Collected data entries:
------------------------------------------------

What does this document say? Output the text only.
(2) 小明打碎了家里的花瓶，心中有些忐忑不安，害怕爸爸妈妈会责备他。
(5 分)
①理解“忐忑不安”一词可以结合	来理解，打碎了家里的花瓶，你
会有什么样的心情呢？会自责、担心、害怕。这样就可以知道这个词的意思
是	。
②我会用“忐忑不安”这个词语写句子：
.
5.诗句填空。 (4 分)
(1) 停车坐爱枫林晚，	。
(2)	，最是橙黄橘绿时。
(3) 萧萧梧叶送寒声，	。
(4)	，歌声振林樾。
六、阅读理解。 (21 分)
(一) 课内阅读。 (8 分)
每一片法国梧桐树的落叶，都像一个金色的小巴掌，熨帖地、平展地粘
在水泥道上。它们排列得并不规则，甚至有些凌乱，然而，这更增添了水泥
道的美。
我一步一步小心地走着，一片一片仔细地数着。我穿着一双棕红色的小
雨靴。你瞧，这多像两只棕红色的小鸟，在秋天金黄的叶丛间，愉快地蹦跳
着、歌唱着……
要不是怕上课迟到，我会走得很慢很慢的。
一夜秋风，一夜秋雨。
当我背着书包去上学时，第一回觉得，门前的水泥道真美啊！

------------------------------------------------

> **Your instructions**: Print back all the lines verbatim.

> **Written solution**:
What does this document say? Output the text only.
(2) 小明打碎了家里的花瓶，心中有些忐忑不安，害怕爸爸妈妈会责备他。
(5 分)
①理解“忐忑不安”一词可以结合	来理解，打碎了家里的花瓶，你
会有什么样的心情呢？会自责、担心、害怕。这样就可以知道这个词的意思
是	。
②我会用“忐忑不安”这个词语写句子：
.
5.诗句填空。 (4 分)
(1) 停车坐爱枫林晚，	。
(2)	，最是橙黄橘绿时。
(3) 萧萧梧叶送寒声，	。
(4)	，歌声振林樾。
六、阅读理解。 (21 分)
(一) 课内阅读。 (8 分)
每一片法国梧桐树的落叶，都像一个金色的小巴掌，熨帖地、平展地粘
在水泥道上。它们排列得并不规则，甚至有些凌乱，然而，这更增添了水泥
道的美。
我一步一步小心地走着，一片一片仔细地数着。我穿着一双棕红色的小
雨靴。你瞧，这多像两只棕红色的小鸟，在秋天金黄的叶丛间，愉快地蹦跳
着、歌唱着……
要不是怕上课迟到，我会走得很慢很慢的。
一夜秋风，一夜秋雨。
当我背着书包去上学时，第一回觉得，门前的水泥道真美啊！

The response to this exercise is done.